• **Reading passage**
+ + + + +
If the same hang reproduces in JDK8, then this hang has nothing to do with the Contended Locking project since those changes are not in JDK8. Re: pre-integration testing Based on the sightings in this bug and JDK-8144013 "Kitchensink process hangs", it looks like the hang is intermittent so a single execution per platform may not have run into this issue.
01-12-2015

CallTimerGrid was integrated into BigApps using this bug: JDK-8073322 JEP-JDK-8046133: Test task: integrate CallTimerGrid to Kitchensink https://bugs.openjdk.java.net/browse/JDK-8073322 And was recently enabled in BigApps using this bug: INTJDK-7621462 CallTimerGrid module is enabled in Kitchensink https://bugs.openjdk.java.net/browse/INTJDK-7621462 Neither of these bugs has any information about what platforms were tested using CallTimerGrid prior to integration or being enabled. Can someone fill in the info about the testing done with this version of CallTimerGrid? Update: I'm trying to figure out if behavior has changed since CallTimerGrid was integrated into Kitchen Sink via JDK-8073322 (2015.03.19) and when it was enabled for regular execution via INTJDK-7621462 (2015.11.02). If pre-integration testing for JDK-8073322 showed that CallerTimerGrid was stable back in 2015.03, then something changed between then and when CallTimerGrid was enabled for regular execution on 2015.11.02.
25-11-2015

It is possible that OOME could cause a hang - it depends. Where are the sources for these tests?
19-11-2015

Could possibly be related to the problem Dan has been trying to track down in JDK-8077392
15-11-2015

Need to see the full stack including native to see what the thread is blocked on. Thread.setPriority is not a blocking operation, so the blocking must be incidental. Also could be the compiled frame information is not correct.
15-11-2015
+ + + + +
• **Stated problem 1**
Echo the part of the bug discussion that opens with the words containing "Need to see" and closes with "is not correct.".

Rows from a dataset:
+ + + + +
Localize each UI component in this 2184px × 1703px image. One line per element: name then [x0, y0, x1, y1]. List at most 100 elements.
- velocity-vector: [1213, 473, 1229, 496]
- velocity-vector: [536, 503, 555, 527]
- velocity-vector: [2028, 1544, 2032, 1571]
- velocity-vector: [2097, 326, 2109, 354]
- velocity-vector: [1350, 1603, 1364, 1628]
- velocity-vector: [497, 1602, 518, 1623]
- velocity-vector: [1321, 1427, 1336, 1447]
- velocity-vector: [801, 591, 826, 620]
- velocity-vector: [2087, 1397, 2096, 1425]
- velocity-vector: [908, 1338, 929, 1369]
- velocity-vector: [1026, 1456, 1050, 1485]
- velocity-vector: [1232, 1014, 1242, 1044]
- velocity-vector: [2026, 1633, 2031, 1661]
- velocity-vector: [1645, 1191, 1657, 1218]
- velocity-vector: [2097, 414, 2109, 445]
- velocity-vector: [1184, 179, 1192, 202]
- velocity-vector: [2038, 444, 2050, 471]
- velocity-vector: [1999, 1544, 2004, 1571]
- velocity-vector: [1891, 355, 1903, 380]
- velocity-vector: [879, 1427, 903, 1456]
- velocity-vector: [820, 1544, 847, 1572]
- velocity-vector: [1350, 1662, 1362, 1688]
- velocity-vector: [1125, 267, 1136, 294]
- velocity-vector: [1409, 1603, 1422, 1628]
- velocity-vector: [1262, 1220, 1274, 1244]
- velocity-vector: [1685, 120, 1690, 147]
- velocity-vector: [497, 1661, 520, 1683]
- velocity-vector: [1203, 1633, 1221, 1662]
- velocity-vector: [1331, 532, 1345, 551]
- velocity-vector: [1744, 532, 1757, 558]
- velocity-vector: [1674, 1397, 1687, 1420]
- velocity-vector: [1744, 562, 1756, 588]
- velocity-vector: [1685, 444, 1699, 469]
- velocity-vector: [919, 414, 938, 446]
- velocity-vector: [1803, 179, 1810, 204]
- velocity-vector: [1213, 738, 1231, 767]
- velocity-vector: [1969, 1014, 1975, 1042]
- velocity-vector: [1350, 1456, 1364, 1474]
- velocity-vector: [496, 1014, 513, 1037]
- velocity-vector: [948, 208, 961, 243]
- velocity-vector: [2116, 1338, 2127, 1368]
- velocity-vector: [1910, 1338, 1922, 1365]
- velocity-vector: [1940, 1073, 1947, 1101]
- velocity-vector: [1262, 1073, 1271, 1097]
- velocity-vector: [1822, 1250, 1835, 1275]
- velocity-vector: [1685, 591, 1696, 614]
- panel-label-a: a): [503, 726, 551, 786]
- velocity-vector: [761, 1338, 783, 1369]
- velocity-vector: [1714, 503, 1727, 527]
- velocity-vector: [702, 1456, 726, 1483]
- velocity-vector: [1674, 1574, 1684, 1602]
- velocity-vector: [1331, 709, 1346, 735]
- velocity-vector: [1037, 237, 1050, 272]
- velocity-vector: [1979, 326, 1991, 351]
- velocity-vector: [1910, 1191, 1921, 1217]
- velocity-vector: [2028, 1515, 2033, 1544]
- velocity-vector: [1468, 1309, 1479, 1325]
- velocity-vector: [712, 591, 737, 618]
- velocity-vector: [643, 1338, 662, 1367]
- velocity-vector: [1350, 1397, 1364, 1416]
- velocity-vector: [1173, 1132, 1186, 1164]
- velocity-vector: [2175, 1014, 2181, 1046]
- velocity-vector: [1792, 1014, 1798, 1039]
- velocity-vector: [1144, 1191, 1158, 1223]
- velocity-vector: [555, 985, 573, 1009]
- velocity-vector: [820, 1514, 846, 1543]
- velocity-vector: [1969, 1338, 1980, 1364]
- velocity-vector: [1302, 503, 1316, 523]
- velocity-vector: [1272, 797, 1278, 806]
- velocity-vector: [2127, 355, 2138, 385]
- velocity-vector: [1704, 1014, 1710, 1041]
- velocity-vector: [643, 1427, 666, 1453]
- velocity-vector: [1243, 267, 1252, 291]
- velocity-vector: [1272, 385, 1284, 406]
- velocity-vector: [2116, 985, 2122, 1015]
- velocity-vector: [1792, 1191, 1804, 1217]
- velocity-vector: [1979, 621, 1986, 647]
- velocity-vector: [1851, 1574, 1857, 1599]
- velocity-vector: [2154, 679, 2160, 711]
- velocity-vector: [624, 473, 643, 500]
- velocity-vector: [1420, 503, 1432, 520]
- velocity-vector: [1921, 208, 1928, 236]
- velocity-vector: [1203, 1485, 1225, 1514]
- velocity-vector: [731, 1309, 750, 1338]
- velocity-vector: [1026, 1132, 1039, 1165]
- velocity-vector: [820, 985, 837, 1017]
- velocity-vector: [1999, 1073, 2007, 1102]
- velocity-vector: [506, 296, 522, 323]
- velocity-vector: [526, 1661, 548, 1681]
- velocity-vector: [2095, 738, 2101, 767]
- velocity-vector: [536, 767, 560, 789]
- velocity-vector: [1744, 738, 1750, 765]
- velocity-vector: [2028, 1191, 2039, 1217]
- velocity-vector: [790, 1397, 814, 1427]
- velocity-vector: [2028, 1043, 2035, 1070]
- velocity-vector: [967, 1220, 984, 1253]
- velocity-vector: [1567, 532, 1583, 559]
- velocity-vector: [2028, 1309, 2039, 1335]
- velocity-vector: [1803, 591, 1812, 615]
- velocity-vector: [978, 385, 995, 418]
+ + + + +
• **Stated problem 2**
Duplicate the records from their first line through the line containing "- velocity-vector: [1331, 532, 1345, 551]".

• **Output 1**
Need to see the full stack including native to see what the thread is blocked on. Thread.setPriority is not a blocking operation, so the blocking must be incidental. Also could be the compiled frame information is not correct.

• **Output 2**
Localize each UI component in this 2184px × 1703px image. One line per element: name then [x0, y0, x1, y1]. List at most 100 elements.
- velocity-vector: [1213, 473, 1229, 496]
- velocity-vector: [536, 503, 555, 527]
- velocity-vector: [2028, 1544, 2032, 1571]
- velocity-vector: [2097, 326, 2109, 354]
- velocity-vector: [1350, 1603, 1364, 1628]
- velocity-vector: [497, 1602, 518, 1623]
- velocity-vector: [1321, 1427, 1336, 1447]
- velocity-vector: [801, 591, 826, 620]
- velocity-vector: [2087, 1397, 2096, 1425]
- velocity-vector: [908, 1338, 929, 1369]
- velocity-vector: [1026, 1456, 1050, 1485]
- velocity-vector: [1232, 1014, 1242, 1044]
- velocity-vector: [2026, 1633, 2031, 1661]
- velocity-vector: [1645, 1191, 1657, 1218]
- velocity-vector: [2097, 414, 2109, 445]
- velocity-vector: [1184, 179, 1192, 202]
- velocity-vector: [2038, 444, 2050, 471]
- velocity-vector: [1999, 1544, 2004, 1571]
- velocity-vector: [1891, 355, 1903, 380]
- velocity-vector: [879, 1427, 903, 1456]
- velocity-vector: [820, 1544, 847, 1572]
- velocity-vector: [1350, 1662, 1362, 1688]
- velocity-vector: [1125, 267, 1136, 294]
- velocity-vector: [1409, 1603, 1422, 1628]
- velocity-vector: [1262, 1220, 1274, 1244]
- velocity-vector: [1685, 120, 1690, 147]
- velocity-vector: [497, 1661, 520, 1683]
- velocity-vector: [1203, 1633, 1221, 1662]
- velocity-vector: [1331, 532, 1345, 551]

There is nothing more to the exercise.